■ RAW RECORDS ■
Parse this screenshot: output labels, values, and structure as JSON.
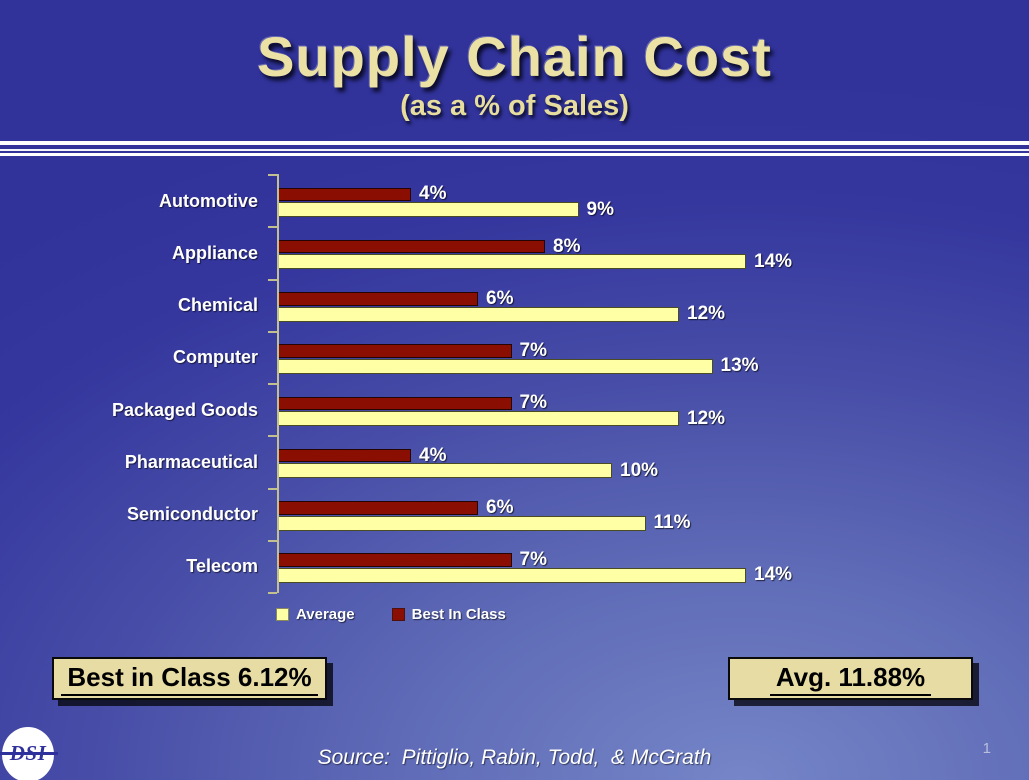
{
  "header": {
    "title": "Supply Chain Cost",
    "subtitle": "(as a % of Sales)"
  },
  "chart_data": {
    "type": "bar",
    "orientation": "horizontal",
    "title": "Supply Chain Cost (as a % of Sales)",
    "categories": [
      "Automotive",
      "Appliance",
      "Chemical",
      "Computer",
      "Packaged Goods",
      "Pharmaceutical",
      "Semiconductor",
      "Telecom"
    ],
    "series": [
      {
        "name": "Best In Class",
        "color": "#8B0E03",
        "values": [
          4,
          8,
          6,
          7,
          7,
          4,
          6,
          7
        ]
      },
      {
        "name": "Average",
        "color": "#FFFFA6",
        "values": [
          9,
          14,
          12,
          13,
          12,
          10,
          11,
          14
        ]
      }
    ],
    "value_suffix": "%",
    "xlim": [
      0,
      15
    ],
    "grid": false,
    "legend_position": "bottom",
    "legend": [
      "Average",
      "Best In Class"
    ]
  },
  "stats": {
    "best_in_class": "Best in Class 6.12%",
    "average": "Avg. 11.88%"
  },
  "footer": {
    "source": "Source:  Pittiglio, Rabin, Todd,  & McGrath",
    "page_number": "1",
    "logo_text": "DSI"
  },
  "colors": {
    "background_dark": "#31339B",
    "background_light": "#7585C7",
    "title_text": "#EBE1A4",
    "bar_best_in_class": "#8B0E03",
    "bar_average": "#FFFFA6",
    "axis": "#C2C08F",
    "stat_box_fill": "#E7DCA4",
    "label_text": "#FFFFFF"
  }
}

■ THE TASK ■
Write out the listing above exactly as it stands, pictures excluded.

■ RESPONSE TO THE EXERCISE ■
Parse this screenshot: output labels, values, and structure as JSON.
{
  "header": {
    "title": "Supply Chain Cost",
    "subtitle": "(as a % of Sales)"
  },
  "chart_data": {
    "type": "bar",
    "orientation": "horizontal",
    "title": "Supply Chain Cost (as a % of Sales)",
    "categories": [
      "Automotive",
      "Appliance",
      "Chemical",
      "Computer",
      "Packaged Goods",
      "Pharmaceutical",
      "Semiconductor",
      "Telecom"
    ],
    "series": [
      {
        "name": "Best In Class",
        "color": "#8B0E03",
        "values": [
          4,
          8,
          6,
          7,
          7,
          4,
          6,
          7
        ]
      },
      {
        "name": "Average",
        "color": "#FFFFA6",
        "values": [
          9,
          14,
          12,
          13,
          12,
          10,
          11,
          14
        ]
      }
    ],
    "value_suffix": "%",
    "xlim": [
      0,
      15
    ],
    "grid": false,
    "legend_position": "bottom",
    "legend": [
      "Average",
      "Best In Class"
    ]
  },
  "stats": {
    "best_in_class": "Best in Class 6.12%",
    "average": "Avg. 11.88%"
  },
  "footer": {
    "source": "Source:  Pittiglio, Rabin, Todd,  & McGrath",
    "page_number": "1",
    "logo_text": "DSI"
  },
  "colors": {
    "background_dark": "#31339B",
    "background_light": "#7585C7",
    "title_text": "#EBE1A4",
    "bar_best_in_class": "#8B0E03",
    "bar_average": "#FFFFA6",
    "axis": "#C2C08F",
    "stat_box_fill": "#E7DCA4",
    "label_text": "#FFFFFF"
  }
}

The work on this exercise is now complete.